▸ Stated exercise 1
Quote from the essay on weather and the old earth deities the part that opens with the words containing "Native California grassland" and closes with "us every day.".
▸ Stated exercise 2
Summarize the essay on weather and the old earth deities in two sentences.
▸ Stated exercise 3
Answer these questions about the essay on weather and the old earth deities:
(a) Which four forces does the essay call the first deities we ever named?
(b) In which valley is the Oak Granary?
(c) In the Odyssey, what do the travelers pour on the earth and offer to the fire?

▸ Extracted text
Native California grassland on a serpentine-rock hillside at the Oak Granary in Potter Valley, one of the areas in Mendocino affected by the fires (the Oak Granary land did not burn, but the fire came very close)


We have always been at the whim of the weather. Fire, wind, water, moving earth; these are the first deities we ever named. I believe the time is upon us when we are being called to name them again.  I do not think we have a choice, now. It is clear that no matter how safe we thought we made ourselves behind the trappings of industrial civilization, we are as vulnerable as we ever were. More so, because we have forgotten that these elements, they comprise our home. We are given everything we ever had by the selfsame soils, waters, winds, fires, and this remembrance is a balm and a strengthening gift that can nourish and buoy us every day.

We are so small in the face of such titans, these old earth deities, these weathers. And they are everywhere growing more erratic, more intense, more unpredictable, and more dangerous to us, because they are the earth's own voice, describing a total systemic imbalance. We are animals dependent on a living planet, a fact we've been trying to hide from ourselves in the West for centuries.  We can't hide from it anymore, and it is frightening and sad to see so suddenly and so clearly the truth that all the scientists and all the predictive models have been saying for years: this is only the beginning.

The old god called Mt. Tallac (in modern parlance), and the other, called Fallen Leaf Lake

In Homer's Odyssey, no king or sailor or soldier would dream of setting out on a journey of any length without first propitiating the gods of water and weather, pouring wine upon the earth and offering a fine flank of beef to the fire. (I know for a fact that the women were doing it too, in their hearths and homes, to their spindles and baskets of wool, to their fires and flocks and gardens, only the ancient Mycenean epics are male-oriented, so it's mostly the men we see.) In fact I think this is my favorite part of the whole tale-- the sheer preponderance of passages in which men offer wine and meat to the gods. Because it mattered; not necessarily in the sense that those propitiations bought their givers much protection (though they may have now and then), but because they demonstrated a worldview in which human beings understood that they must bow down to Thunder, to Wind, to Rain, to the Ones Who Walked the Mountains. When you pour wine to the earth and pray for safe passage to the deities of storm and tide, it's not that you think you can control them; it's that you know you are small before them, and that your respect toward them is a thing of value. To them, and to you. Because it repositions you within a network of living influences and beings, and feeds  you in turn, in ways both seen and unseen.

▸ Supplied entries
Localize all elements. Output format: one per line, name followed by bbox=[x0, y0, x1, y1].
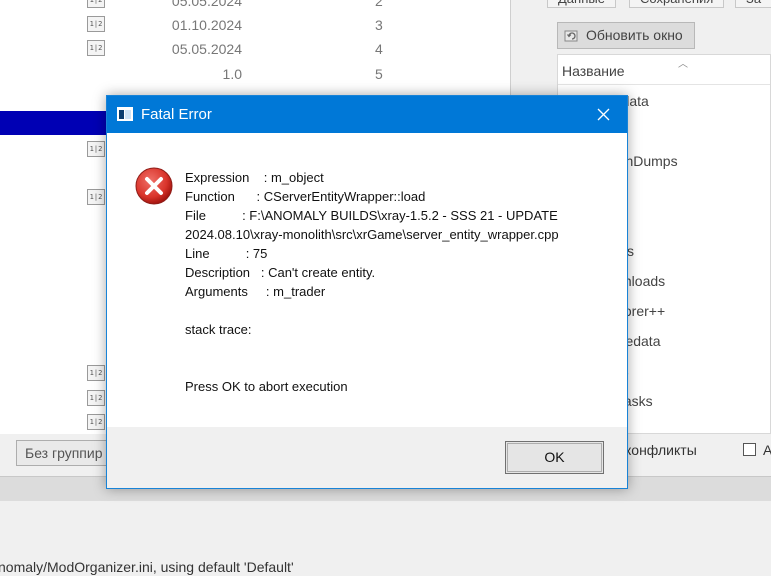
message-line: Arguments : m_trader bbox=[185, 284, 326, 299]
row-date: 05.05.2024 bbox=[171, 0, 242, 9]
row-priority: 5 bbox=[375, 66, 383, 82]
error-icon bbox=[135, 167, 173, 205]
log-panel: nomaly/ModOrganizer.ini, using default '… bbox=[0, 501, 771, 576]
conflicts-label: конфликты bbox=[625, 442, 697, 458]
message-line: File : F:\ANOMALY BUILDS\xray-1.5.2 - SS… bbox=[185, 208, 558, 223]
refresh-button[interactable]: Обновить окно bbox=[557, 22, 695, 49]
table-row[interactable]: 1|2 01.10.2024 3 bbox=[0, 13, 510, 37]
name-header-label: Название bbox=[562, 63, 625, 79]
dialog-title: Fatal Error bbox=[141, 106, 212, 123]
row-priority: 4 bbox=[375, 41, 383, 57]
conflicts-checkbox[interactable] bbox=[743, 443, 756, 456]
tab-more[interactable]: За bbox=[735, 0, 771, 8]
message-line: Function : CServerEntityWrapper::load bbox=[185, 189, 426, 204]
refresh-icon bbox=[564, 30, 578, 42]
mod-file-icon: 1|2 bbox=[87, 16, 105, 32]
row-priority: 2 bbox=[375, 0, 383, 9]
row-date: 01.10.2024 bbox=[171, 17, 242, 33]
sort-ascending-icon: ︿ bbox=[678, 59, 688, 70]
mod-file-icon: 1|2 bbox=[87, 0, 105, 8]
message-line: Description : Can't create entity. bbox=[185, 265, 376, 280]
name-column-header[interactable]: Название ︿ bbox=[558, 55, 770, 85]
close-icon bbox=[597, 108, 610, 121]
log-line: nomaly/ModOrganizer.ini, using default '… bbox=[0, 559, 294, 575]
message-line: Line : 75 bbox=[185, 246, 268, 261]
message-line: Expression : m_object bbox=[185, 170, 324, 185]
mod-file-icon: 1|2 bbox=[87, 40, 105, 56]
mod-file-icon: 1|2 bbox=[87, 390, 105, 406]
row-priority: 3 bbox=[375, 17, 383, 33]
ok-button[interactable]: OK bbox=[505, 441, 604, 474]
table-row[interactable]: 1|2 05.05.2024 4 bbox=[0, 37, 510, 61]
close-button[interactable] bbox=[581, 96, 627, 133]
error-message: Expression : m_object Function : CServer… bbox=[185, 168, 615, 396]
table-row[interactable]: 1.0 5 bbox=[0, 62, 510, 86]
window-app-icon bbox=[117, 107, 133, 121]
conflicts-extra-label: А bbox=[763, 442, 771, 458]
message-line: 2024.08.10\xray-monolith\src\xrGame\serv… bbox=[185, 227, 559, 242]
abort-prompt: Press OK to abort execution bbox=[185, 379, 348, 394]
tab-saves[interactable]: Сохранения bbox=[629, 0, 725, 8]
tab-data[interactable]: Данные bbox=[547, 0, 616, 8]
dialog-footer: OK bbox=[107, 427, 627, 488]
mod-file-icon: 1|2 bbox=[87, 414, 105, 430]
tab-bar: Данные Сохранения За bbox=[545, 0, 771, 10]
row-date: 1.0 bbox=[222, 66, 242, 82]
row-date: 05.05.2024 bbox=[171, 41, 242, 57]
mod-file-icon: 1|2 bbox=[87, 189, 105, 205]
stack-trace-label: stack trace: bbox=[185, 322, 252, 337]
mod-file-icon: 1|2 bbox=[87, 365, 105, 381]
refresh-label: Обновить окно bbox=[586, 27, 683, 43]
table-row[interactable]: 1|2 05.05.2024 2 bbox=[0, 0, 510, 13]
fatal-error-dialog: Fatal Error Expression : m_object Functi… bbox=[106, 95, 628, 489]
dialog-titlebar[interactable]: Fatal Error bbox=[107, 96, 627, 133]
mod-file-icon: 1|2 bbox=[87, 141, 105, 157]
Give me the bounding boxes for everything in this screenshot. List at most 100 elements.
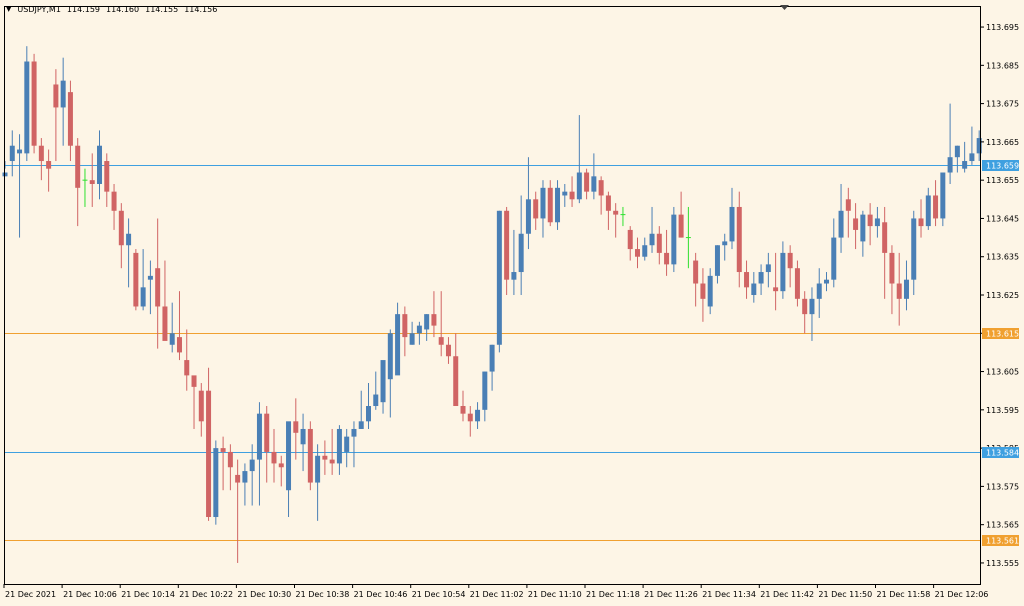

▸ Task result 1
Native California grassland on a serpentine-rock hillside at the Oak Granary in Potter Valley, one of the areas in Mendocino affected by the fires (the Oak Granary land did not burn, but the fire came very close)


We have always been at the whim of the weather. Fire, wind, water, moving earth; these are the first deities we ever named. I believe the time is upon us when we are being called to name them again.  I do not think we have a choice, now. It is clear that no matter how safe we thought we made ourselves behind the trappings of industrial civilization, we are as vulnerable as we ever were. More so, because we have forgotten that these elements, they comprise our home. We are given everything we ever had by the selfsame soils, waters, winds, fires, and this remembrance is a balm and a strengthening gift that can nourish and buoy us every day.

▸ Task result 2
Fire, wind, water and moving earth, the first deities people named, are growing more erratic and dangerous as the earth's own voice describing a systemic imbalance, and industrial civilization has not made people less vulnerable to them. In Homer's Odyssey, travelers poured wine and offered meat to the gods of water and weather, which shows a worldview in which people knew they were small before these powers and that their respect toward them had value.

▸ Task result 3
(a) Fire, wind, water and moving earth.
(b) Potter Valley.
(c) They pour wine on the earth and offer a fine flank of beef to the fire.